== Segment start ==

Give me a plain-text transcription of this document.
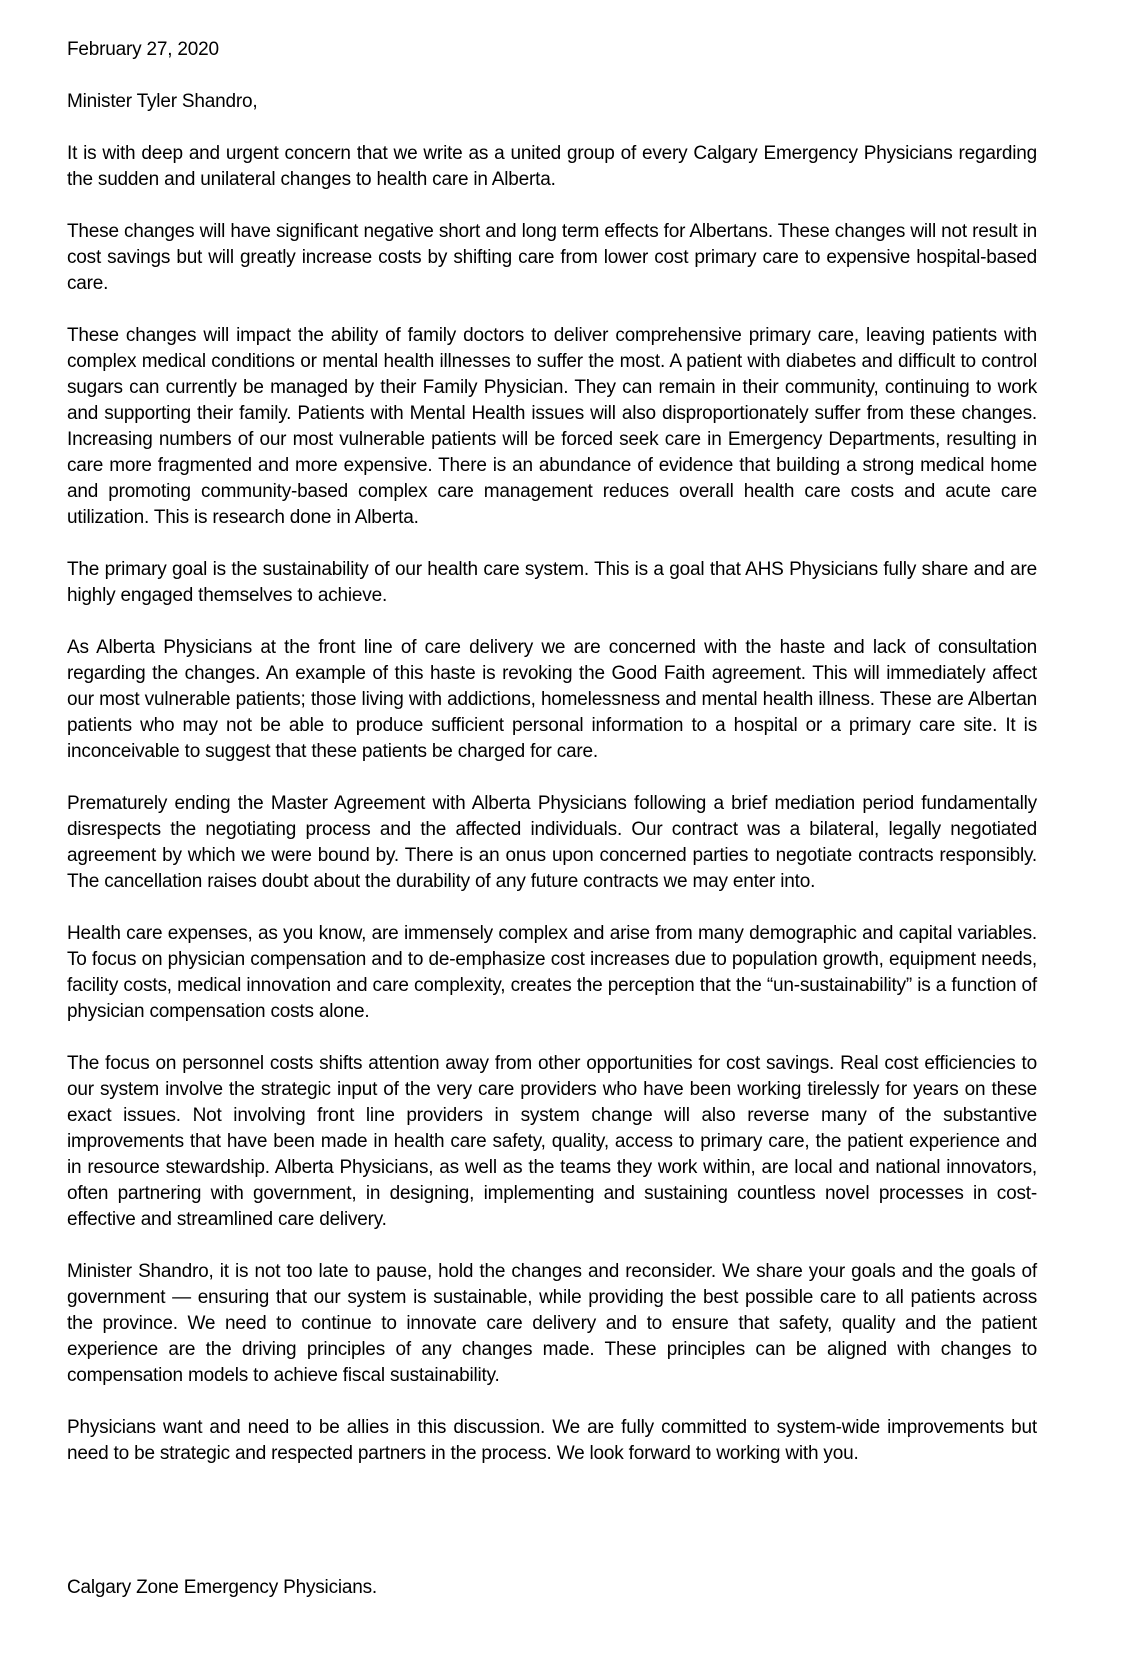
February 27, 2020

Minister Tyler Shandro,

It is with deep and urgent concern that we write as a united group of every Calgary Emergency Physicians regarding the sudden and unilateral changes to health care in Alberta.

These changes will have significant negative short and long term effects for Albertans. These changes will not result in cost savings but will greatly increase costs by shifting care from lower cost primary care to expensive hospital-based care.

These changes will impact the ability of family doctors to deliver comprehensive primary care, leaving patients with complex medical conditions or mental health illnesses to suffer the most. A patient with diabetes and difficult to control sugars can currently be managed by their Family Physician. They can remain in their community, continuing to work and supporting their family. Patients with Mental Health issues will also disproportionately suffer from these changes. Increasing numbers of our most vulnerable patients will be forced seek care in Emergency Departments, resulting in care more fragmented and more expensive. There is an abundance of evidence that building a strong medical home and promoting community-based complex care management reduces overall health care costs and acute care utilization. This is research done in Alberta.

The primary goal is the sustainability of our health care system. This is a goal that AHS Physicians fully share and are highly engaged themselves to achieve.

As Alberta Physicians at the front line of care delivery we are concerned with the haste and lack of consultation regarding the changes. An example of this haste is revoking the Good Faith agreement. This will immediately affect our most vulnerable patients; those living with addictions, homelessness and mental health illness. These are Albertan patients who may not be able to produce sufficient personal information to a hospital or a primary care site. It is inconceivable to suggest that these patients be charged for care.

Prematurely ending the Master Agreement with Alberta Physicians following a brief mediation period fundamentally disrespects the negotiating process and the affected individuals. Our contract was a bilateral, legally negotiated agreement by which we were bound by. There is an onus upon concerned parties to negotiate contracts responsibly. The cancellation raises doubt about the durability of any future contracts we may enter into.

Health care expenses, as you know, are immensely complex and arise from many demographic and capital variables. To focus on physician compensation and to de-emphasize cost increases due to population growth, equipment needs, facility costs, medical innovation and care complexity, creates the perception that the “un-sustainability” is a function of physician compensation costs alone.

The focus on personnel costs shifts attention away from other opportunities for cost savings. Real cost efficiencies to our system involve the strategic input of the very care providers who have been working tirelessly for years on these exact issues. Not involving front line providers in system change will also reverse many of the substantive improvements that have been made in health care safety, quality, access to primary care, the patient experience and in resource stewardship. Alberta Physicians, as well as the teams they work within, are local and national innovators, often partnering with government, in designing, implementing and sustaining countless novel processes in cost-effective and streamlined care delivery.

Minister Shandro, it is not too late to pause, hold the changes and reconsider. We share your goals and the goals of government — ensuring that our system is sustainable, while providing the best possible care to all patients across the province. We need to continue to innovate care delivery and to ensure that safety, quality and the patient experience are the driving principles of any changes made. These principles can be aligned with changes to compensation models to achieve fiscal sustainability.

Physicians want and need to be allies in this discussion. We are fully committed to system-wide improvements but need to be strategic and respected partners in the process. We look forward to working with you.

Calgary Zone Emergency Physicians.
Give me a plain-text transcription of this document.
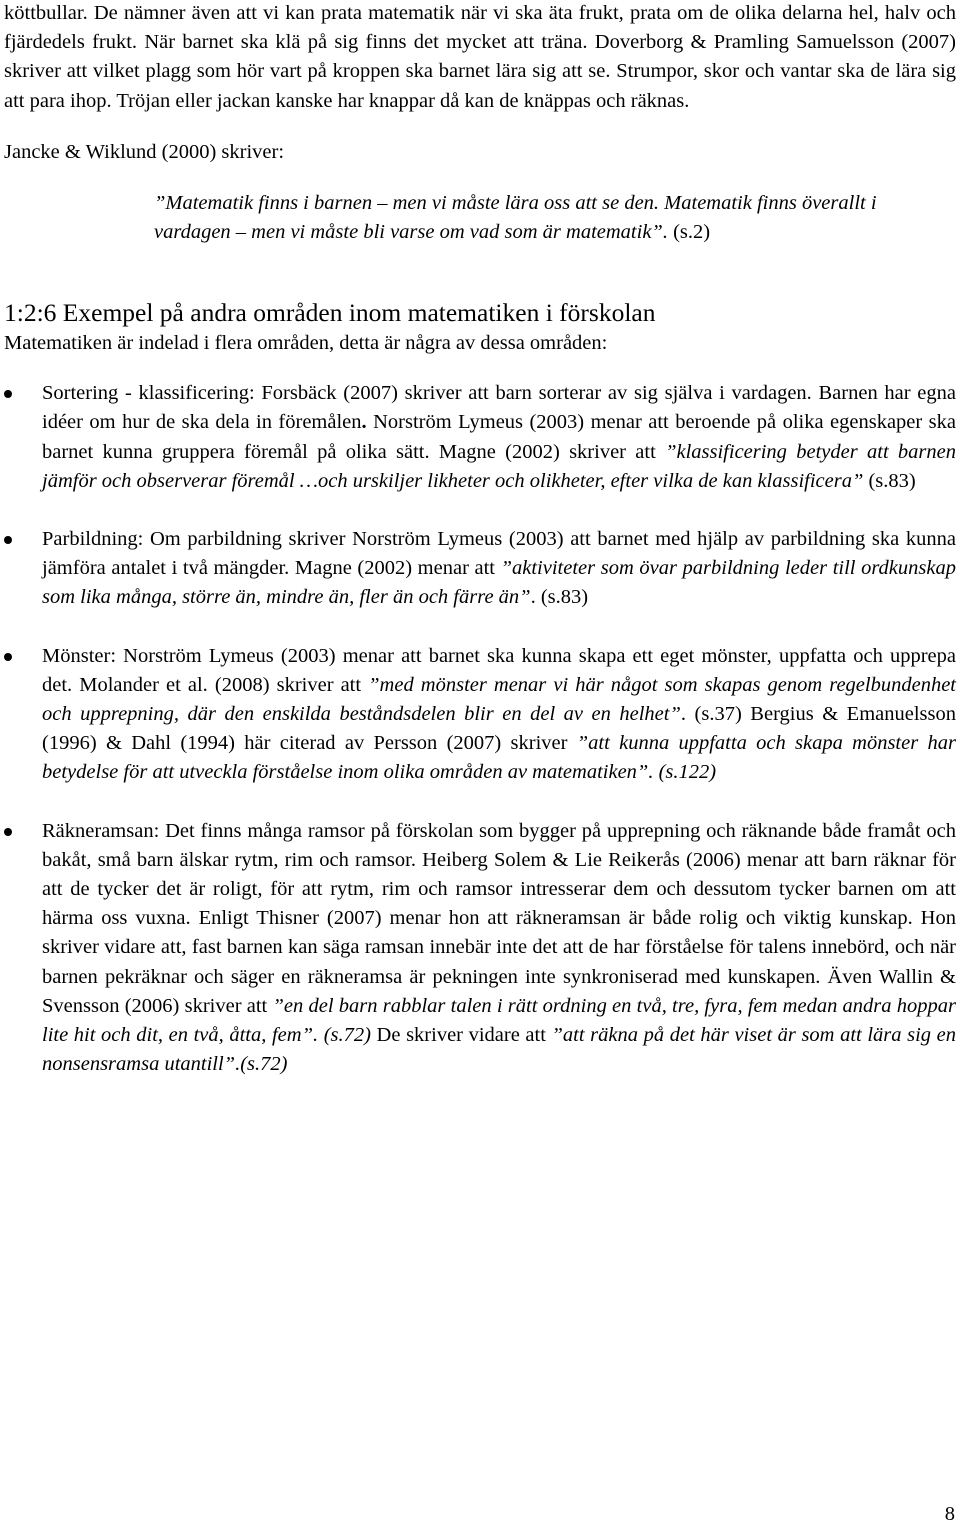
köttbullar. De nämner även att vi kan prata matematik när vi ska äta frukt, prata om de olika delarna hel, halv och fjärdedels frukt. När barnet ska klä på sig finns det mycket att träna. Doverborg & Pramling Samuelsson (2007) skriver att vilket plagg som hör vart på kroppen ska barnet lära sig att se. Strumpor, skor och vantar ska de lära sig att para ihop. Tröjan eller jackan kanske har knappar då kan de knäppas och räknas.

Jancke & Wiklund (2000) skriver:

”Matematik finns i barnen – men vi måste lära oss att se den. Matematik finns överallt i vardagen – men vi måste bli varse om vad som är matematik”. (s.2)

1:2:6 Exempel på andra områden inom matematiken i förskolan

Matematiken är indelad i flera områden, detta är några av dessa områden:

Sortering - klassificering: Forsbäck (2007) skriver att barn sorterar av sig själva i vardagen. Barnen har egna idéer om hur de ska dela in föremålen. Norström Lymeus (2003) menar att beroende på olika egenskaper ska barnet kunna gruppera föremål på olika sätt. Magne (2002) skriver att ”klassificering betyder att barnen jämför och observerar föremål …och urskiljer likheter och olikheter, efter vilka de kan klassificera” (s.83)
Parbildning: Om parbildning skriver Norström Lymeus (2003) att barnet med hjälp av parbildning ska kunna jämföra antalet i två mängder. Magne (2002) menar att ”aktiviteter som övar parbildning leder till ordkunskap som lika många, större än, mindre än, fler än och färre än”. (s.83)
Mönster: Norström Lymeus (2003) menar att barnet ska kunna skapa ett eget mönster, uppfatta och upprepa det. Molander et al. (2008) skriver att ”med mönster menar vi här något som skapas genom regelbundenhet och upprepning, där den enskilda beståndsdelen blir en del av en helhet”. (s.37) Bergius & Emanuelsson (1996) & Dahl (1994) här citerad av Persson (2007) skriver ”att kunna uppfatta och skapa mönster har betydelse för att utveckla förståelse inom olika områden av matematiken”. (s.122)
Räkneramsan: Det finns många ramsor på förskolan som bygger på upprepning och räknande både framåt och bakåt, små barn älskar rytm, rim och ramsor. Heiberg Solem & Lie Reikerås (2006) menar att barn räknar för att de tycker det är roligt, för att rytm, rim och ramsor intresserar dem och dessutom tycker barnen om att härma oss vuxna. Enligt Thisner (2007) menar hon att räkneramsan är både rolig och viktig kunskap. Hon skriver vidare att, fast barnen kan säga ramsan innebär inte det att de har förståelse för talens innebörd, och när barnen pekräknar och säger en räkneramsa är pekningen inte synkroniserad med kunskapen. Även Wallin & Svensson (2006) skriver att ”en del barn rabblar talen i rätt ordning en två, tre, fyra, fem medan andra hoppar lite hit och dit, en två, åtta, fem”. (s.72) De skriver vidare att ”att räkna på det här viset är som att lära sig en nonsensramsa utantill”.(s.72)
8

== Segment end ==

→ Problem description: Print out the material verbatim, skipping pictures.

→ Answer:
Give me a plain-text transcription of this document.
February 27, 2020

Minister Tyler Shandro,

It is with deep and urgent concern that we write as a united group of every Calgary Emergency Physicians regarding the sudden and unilateral changes to health care in Alberta.

These changes will have significant negative short and long term effects for Albertans. These changes will not result in cost savings but will greatly increase costs by shifting care from lower cost primary care to expensive hospital-based care.

These changes will impact the ability of family doctors to deliver comprehensive primary care, leaving patients with complex medical conditions or mental health illnesses to suffer the most. A patient with diabetes and difficult to control sugars can currently be managed by their Family Physician. They can remain in their community, continuing to work and supporting their family. Patients with Mental Health issues will also disproportionately suffer from these changes. Increasing numbers of our most vulnerable patients will be forced seek care in Emergency Departments, resulting in care more fragmented and more expensive. There is an abundance of evidence that building a strong medical home and promoting community-based complex care management reduces overall health care costs and acute care utilization. This is research done in Alberta.

The primary goal is the sustainability of our health care system. This is a goal that AHS Physicians fully share and are highly engaged themselves to achieve.

As Alberta Physicians at the front line of care delivery we are concerned with the haste and lack of consultation regarding the changes. An example of this haste is revoking the Good Faith agreement. This will immediately affect our most vulnerable patients; those living with addictions, homelessness and mental health illness. These are Albertan patients who may not be able to produce sufficient personal information to a hospital or a primary care site. It is inconceivable to suggest that these patients be charged for care.

Prematurely ending the Master Agreement with Alberta Physicians following a brief mediation period fundamentally disrespects the negotiating process and the affected individuals. Our contract was a bilateral, legally negotiated agreement by which we were bound by. There is an onus upon concerned parties to negotiate contracts responsibly. The cancellation raises doubt about the durability of any future contracts we may enter into.

Health care expenses, as you know, are immensely complex and arise from many demographic and capital variables. To focus on physician compensation and to de-emphasize cost increases due to population growth, equipment needs, facility costs, medical innovation and care complexity, creates the perception that the “un-sustainability” is a function of physician compensation costs alone.

The focus on personnel costs shifts attention away from other opportunities for cost savings. Real cost efficiencies to our system involve the strategic input of the very care providers who have been working tirelessly for years on these exact issues. Not involving front line providers in system change will also reverse many of the substantive improvements that have been made in health care safety, quality, access to primary care, the patient experience and in resource stewardship. Alberta Physicians, as well as the teams they work within, are local and national innovators, often partnering with government, in designing, implementing and sustaining countless novel processes in cost-effective and streamlined care delivery.

Minister Shandro, it is not too late to pause, hold the changes and reconsider. We share your goals and the goals of government — ensuring that our system is sustainable, while providing the best possible care to all patients across the province. We need to continue to innovate care delivery and to ensure that safety, quality and the patient experience are the driving principles of any changes made. These principles can be aligned with changes to compensation models to achieve fiscal sustainability.

Physicians want and need to be allies in this discussion. We are fully committed to system-wide improvements but need to be strategic and respected partners in the process. We look forward to working with you.

Calgary Zone Emergency Physicians.
Give me a plain-text transcription of this document.
köttbullar. De nämner även att vi kan prata matematik när vi ska äta frukt, prata om de olika delarna hel, halv och fjärdedels frukt. När barnet ska klä på sig finns det mycket att träna. Doverborg & Pramling Samuelsson (2007) skriver att vilket plagg som hör vart på kroppen ska barnet lära sig att se. Strumpor, skor och vantar ska de lära sig att para ihop. Tröjan eller jackan kanske har knappar då kan de knäppas och räknas.

Jancke & Wiklund (2000) skriver:

”Matematik finns i barnen – men vi måste lära oss att se den. Matematik finns överallt i vardagen – men vi måste bli varse om vad som är matematik”. (s.2)

1:2:6 Exempel på andra områden inom matematiken i förskolan

Matematiken är indelad i flera områden, detta är några av dessa områden:

Sortering - klassificering: Forsbäck (2007) skriver att barn sorterar av sig själva i vardagen. Barnen har egna idéer om hur de ska dela in föremålen. Norström Lymeus (2003) menar att beroende på olika egenskaper ska barnet kunna gruppera föremål på olika sätt. Magne (2002) skriver att ”klassificering betyder att barnen jämför och observerar föremål …och urskiljer likheter och olikheter, efter vilka de kan klassificera” (s.83)
Parbildning: Om parbildning skriver Norström Lymeus (2003) att barnet med hjälp av parbildning ska kunna jämföra antalet i två mängder. Magne (2002) menar att ”aktiviteter som övar parbildning leder till ordkunskap som lika många, större än, mindre än, fler än och färre än”. (s.83)
Mönster: Norström Lymeus (2003) menar att barnet ska kunna skapa ett eget mönster, uppfatta och upprepa det. Molander et al. (2008) skriver att ”med mönster menar vi här något som skapas genom regelbundenhet och upprepning, där den enskilda beståndsdelen blir en del av en helhet”. (s.37) Bergius & Emanuelsson (1996) & Dahl (1994) här citerad av Persson (2007) skriver ”att kunna uppfatta och skapa mönster har betydelse för att utveckla förståelse inom olika områden av matematiken”. (s.122)
Räkneramsan: Det finns många ramsor på förskolan som bygger på upprepning och räknande både framåt och bakåt, små barn älskar rytm, rim och ramsor. Heiberg Solem & Lie Reikerås (2006) menar att barn räknar för att de tycker det är roligt, för att rytm, rim och ramsor intresserar dem och dessutom tycker barnen om att härma oss vuxna. Enligt Thisner (2007) menar hon att räkneramsan är både rolig och viktig kunskap. Hon skriver vidare att, fast barnen kan säga ramsan innebär inte det att de har förståelse för talens innebörd, och när barnen pekräknar och säger en räkneramsa är pekningen inte synkroniserad med kunskapen. Även Wallin & Svensson (2006) skriver att ”en del barn rabblar talen i rätt ordning en två, tre, fyra, fem medan andra hoppar lite hit och dit, en två, åtta, fem”. (s.72) De skriver vidare att ”att räkna på det här viset är som att lära sig en nonsensramsa utantill”.(s.72)
8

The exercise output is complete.